— WRITTEN INSTRUCTION —
The records that follow should be retyped word for word.

● ● ● ●

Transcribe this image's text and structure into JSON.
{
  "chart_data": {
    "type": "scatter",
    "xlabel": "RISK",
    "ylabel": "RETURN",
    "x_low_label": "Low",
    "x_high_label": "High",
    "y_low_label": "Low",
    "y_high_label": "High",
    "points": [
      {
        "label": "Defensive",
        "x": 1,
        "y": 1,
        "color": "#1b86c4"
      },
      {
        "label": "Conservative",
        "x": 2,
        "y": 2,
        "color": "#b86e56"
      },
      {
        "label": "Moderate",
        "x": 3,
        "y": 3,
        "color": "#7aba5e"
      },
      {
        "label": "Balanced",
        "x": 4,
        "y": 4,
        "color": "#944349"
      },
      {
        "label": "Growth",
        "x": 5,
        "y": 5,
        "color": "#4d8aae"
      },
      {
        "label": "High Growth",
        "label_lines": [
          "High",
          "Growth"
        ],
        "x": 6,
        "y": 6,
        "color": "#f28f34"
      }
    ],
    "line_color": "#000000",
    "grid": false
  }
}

● ● ● ●

— FINAL ANSWER —
Transcribe this image's text and structure into JSON.
{
  "chart_data": {
    "type": "scatter",
    "xlabel": "RISK",
    "ylabel": "RETURN",
    "x_low_label": "Low",
    "x_high_label": "High",
    "y_low_label": "Low",
    "y_high_label": "High",
    "points": [
      {
        "label": "Defensive",
        "x": 1,
        "y": 1,
        "color": "#1b86c4"
      },
      {
        "label": "Conservative",
        "x": 2,
        "y": 2,
        "color": "#b86e56"
      },
      {
        "label": "Moderate",
        "x": 3,
        "y": 3,
        "color": "#7aba5e"
      },
      {
        "label": "Balanced",
        "x": 4,
        "y": 4,
        "color": "#944349"
      },
      {
        "label": "Growth",
        "x": 5,
        "y": 5,
        "color": "#4d8aae"
      },
      {
        "label": "High Growth",
        "label_lines": [
          "High",
          "Growth"
        ],
        "x": 6,
        "y": 6,
        "color": "#f28f34"
      }
    ],
    "line_color": "#000000",
    "grid": false
  }
}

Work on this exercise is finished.